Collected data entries
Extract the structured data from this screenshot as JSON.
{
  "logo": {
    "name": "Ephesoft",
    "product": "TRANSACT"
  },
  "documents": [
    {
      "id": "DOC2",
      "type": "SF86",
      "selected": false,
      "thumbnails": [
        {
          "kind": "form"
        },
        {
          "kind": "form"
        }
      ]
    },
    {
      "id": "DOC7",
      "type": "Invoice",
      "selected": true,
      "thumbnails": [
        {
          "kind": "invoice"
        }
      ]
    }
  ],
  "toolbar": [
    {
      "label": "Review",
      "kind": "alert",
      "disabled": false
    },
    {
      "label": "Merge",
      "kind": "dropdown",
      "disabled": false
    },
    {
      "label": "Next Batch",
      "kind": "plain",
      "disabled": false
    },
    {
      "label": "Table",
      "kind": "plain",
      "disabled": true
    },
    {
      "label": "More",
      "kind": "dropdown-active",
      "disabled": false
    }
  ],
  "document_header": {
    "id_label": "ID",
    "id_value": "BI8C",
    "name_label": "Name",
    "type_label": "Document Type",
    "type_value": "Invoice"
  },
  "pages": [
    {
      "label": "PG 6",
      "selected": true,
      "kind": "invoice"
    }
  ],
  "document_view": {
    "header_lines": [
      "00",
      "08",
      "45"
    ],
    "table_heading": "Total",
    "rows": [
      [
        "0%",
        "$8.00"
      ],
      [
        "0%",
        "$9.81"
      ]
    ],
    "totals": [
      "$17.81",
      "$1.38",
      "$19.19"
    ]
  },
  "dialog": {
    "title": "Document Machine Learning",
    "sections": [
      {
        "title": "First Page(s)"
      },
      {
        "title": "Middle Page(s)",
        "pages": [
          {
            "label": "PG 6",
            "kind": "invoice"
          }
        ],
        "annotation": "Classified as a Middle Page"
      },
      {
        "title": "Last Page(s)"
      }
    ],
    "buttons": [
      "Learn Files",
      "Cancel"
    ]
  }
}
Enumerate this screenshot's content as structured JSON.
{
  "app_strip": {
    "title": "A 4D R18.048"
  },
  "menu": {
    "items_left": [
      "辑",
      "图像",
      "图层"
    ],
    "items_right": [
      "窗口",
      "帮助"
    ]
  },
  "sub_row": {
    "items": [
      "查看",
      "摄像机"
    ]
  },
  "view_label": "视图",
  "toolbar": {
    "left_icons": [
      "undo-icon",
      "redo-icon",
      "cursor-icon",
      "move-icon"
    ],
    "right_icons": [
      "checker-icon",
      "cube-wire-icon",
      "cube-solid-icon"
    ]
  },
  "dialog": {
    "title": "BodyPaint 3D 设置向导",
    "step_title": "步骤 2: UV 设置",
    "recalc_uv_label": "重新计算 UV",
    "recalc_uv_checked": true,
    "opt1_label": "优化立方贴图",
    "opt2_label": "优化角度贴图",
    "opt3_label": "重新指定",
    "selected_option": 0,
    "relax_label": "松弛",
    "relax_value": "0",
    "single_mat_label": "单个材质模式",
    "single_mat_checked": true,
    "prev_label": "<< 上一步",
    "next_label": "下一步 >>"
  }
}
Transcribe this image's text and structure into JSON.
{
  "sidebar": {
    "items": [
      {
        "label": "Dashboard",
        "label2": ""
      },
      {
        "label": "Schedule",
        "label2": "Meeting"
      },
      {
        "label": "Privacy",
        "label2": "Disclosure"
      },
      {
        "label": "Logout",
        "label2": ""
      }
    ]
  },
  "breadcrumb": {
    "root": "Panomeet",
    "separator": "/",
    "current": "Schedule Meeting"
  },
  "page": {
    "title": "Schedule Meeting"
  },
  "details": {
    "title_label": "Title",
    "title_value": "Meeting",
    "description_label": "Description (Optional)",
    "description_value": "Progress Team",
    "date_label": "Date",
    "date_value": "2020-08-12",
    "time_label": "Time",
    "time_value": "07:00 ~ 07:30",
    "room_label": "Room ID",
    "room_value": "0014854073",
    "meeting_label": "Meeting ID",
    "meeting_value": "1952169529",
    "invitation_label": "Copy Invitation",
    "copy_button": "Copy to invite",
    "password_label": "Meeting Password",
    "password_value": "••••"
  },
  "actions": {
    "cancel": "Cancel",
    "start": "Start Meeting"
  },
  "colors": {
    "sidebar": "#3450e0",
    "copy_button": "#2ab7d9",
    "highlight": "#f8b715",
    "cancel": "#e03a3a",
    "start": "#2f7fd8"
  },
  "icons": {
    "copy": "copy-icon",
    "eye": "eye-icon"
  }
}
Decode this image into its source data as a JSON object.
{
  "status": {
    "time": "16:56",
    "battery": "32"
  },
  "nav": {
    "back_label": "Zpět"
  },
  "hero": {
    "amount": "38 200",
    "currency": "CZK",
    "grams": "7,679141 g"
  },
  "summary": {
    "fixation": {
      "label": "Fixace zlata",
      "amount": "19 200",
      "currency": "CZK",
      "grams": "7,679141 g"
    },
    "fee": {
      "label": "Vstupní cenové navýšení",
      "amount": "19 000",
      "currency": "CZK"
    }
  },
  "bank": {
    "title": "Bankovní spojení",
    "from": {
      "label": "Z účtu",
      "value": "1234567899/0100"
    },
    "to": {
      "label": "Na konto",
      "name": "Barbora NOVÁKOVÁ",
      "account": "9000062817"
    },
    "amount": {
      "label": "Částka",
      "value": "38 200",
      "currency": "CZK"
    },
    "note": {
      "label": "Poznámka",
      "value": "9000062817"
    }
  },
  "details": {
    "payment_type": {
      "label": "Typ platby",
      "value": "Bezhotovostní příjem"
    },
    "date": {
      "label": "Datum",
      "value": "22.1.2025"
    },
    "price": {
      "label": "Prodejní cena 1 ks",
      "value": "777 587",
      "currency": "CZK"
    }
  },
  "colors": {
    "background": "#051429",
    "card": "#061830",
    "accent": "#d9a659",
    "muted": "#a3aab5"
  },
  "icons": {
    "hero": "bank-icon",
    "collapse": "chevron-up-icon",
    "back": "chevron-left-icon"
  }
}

• **GIVEN PROBLEM**
Reproduce the listing in full. Keep it exactly as written.

• **TASK ANSWER**
Extract the structured data from this screenshot as JSON.
{
  "logo": {
    "name": "Ephesoft",
    "product": "TRANSACT"
  },
  "documents": [
    {
      "id": "DOC2",
      "type": "SF86",
      "selected": false,
      "thumbnails": [
        {
          "kind": "form"
        },
        {
          "kind": "form"
        }
      ]
    },
    {
      "id": "DOC7",
      "type": "Invoice",
      "selected": true,
      "thumbnails": [
        {
          "kind": "invoice"
        }
      ]
    }
  ],
  "toolbar": [
    {
      "label": "Review",
      "kind": "alert",
      "disabled": false
    },
    {
      "label": "Merge",
      "kind": "dropdown",
      "disabled": false
    },
    {
      "label": "Next Batch",
      "kind": "plain",
      "disabled": false
    },
    {
      "label": "Table",
      "kind": "plain",
      "disabled": true
    },
    {
      "label": "More",
      "kind": "dropdown-active",
      "disabled": false
    }
  ],
  "document_header": {
    "id_label": "ID",
    "id_value": "BI8C",
    "name_label": "Name",
    "type_label": "Document Type",
    "type_value": "Invoice"
  },
  "pages": [
    {
      "label": "PG 6",
      "selected": true,
      "kind": "invoice"
    }
  ],
  "document_view": {
    "header_lines": [
      "00",
      "08",
      "45"
    ],
    "table_heading": "Total",
    "rows": [
      [
        "0%",
        "$8.00"
      ],
      [
        "0%",
        "$9.81"
      ]
    ],
    "totals": [
      "$17.81",
      "$1.38",
      "$19.19"
    ]
  },
  "dialog": {
    "title": "Document Machine Learning",
    "sections": [
      {
        "title": "First Page(s)"
      },
      {
        "title": "Middle Page(s)",
        "pages": [
          {
            "label": "PG 6",
            "kind": "invoice"
          }
        ],
        "annotation": "Classified as a Middle Page"
      },
      {
        "title": "Last Page(s)"
      }
    ],
    "buttons": [
      "Learn Files",
      "Cancel"
    ]
  }
}
Enumerate this screenshot's content as structured JSON.
{
  "app_strip": {
    "title": "A 4D R18.048"
  },
  "menu": {
    "items_left": [
      "辑",
      "图像",
      "图层"
    ],
    "items_right": [
      "窗口",
      "帮助"
    ]
  },
  "sub_row": {
    "items": [
      "查看",
      "摄像机"
    ]
  },
  "view_label": "视图",
  "toolbar": {
    "left_icons": [
      "undo-icon",
      "redo-icon",
      "cursor-icon",
      "move-icon"
    ],
    "right_icons": [
      "checker-icon",
      "cube-wire-icon",
      "cube-solid-icon"
    ]
  },
  "dialog": {
    "title": "BodyPaint 3D 设置向导",
    "step_title": "步骤 2: UV 设置",
    "recalc_uv_label": "重新计算 UV",
    "recalc_uv_checked": true,
    "opt1_label": "优化立方贴图",
    "opt2_label": "优化角度贴图",
    "opt3_label": "重新指定",
    "selected_option": 0,
    "relax_label": "松弛",
    "relax_value": "0",
    "single_mat_label": "单个材质模式",
    "single_mat_checked": true,
    "prev_label": "<< 上一步",
    "next_label": "下一步 >>"
  }
}
Transcribe this image's text and structure into JSON.
{
  "sidebar": {
    "items": [
      {
        "label": "Dashboard",
        "label2": ""
      },
      {
        "label": "Schedule",
        "label2": "Meeting"
      },
      {
        "label": "Privacy",
        "label2": "Disclosure"
      },
      {
        "label": "Logout",
        "label2": ""
      }
    ]
  },
  "breadcrumb": {
    "root": "Panomeet",
    "separator": "/",
    "current": "Schedule Meeting"
  },
  "page": {
    "title": "Schedule Meeting"
  },
  "details": {
    "title_label": "Title",
    "title_value": "Meeting",
    "description_label": "Description (Optional)",
    "description_value": "Progress Team",
    "date_label": "Date",
    "date_value": "2020-08-12",
    "time_label": "Time",
    "time_value": "07:00 ~ 07:30",
    "room_label": "Room ID",
    "room_value": "0014854073",
    "meeting_label": "Meeting ID",
    "meeting_value": "1952169529",
    "invitation_label": "Copy Invitation",
    "copy_button": "Copy to invite",
    "password_label": "Meeting Password",
    "password_value": "••••"
  },
  "actions": {
    "cancel": "Cancel",
    "start": "Start Meeting"
  },
  "colors": {
    "sidebar": "#3450e0",
    "copy_button": "#2ab7d9",
    "highlight": "#f8b715",
    "cancel": "#e03a3a",
    "start": "#2f7fd8"
  },
  "icons": {
    "copy": "copy-icon",
    "eye": "eye-icon"
  }
}
Decode this image into its source data as a JSON object.
{
  "status": {
    "time": "16:56",
    "battery": "32"
  },
  "nav": {
    "back_label": "Zpět"
  },
  "hero": {
    "amount": "38 200",
    "currency": "CZK",
    "grams": "7,679141 g"
  },
  "summary": {
    "fixation": {
      "label": "Fixace zlata",
      "amount": "19 200",
      "currency": "CZK",
      "grams": "7,679141 g"
    },
    "fee": {
      "label": "Vstupní cenové navýšení",
      "amount": "19 000",
      "currency": "CZK"
    }
  },
  "bank": {
    "title": "Bankovní spojení",
    "from": {
      "label": "Z účtu",
      "value": "1234567899/0100"
    },
    "to": {
      "label": "Na konto",
      "name": "Barbora NOVÁKOVÁ",
      "account": "9000062817"
    },
    "amount": {
      "label": "Částka",
      "value": "38 200",
      "currency": "CZK"
    },
    "note": {
      "label": "Poznámka",
      "value": "9000062817"
    }
  },
  "details": {
    "payment_type": {
      "label": "Typ platby",
      "value": "Bezhotovostní příjem"
    },
    "date": {
      "label": "Datum",
      "value": "22.1.2025"
    },
    "price": {
      "label": "Prodejní cena 1 ks",
      "value": "777 587",
      "currency": "CZK"
    }
  },
  "colors": {
    "background": "#051429",
    "card": "#061830",
    "accent": "#d9a659",
    "muted": "#a3aab5"
  },
  "icons": {
    "hero": "bank-icon",
    "collapse": "chevron-up-icon",
    "back": "chevron-left-icon"
  }
}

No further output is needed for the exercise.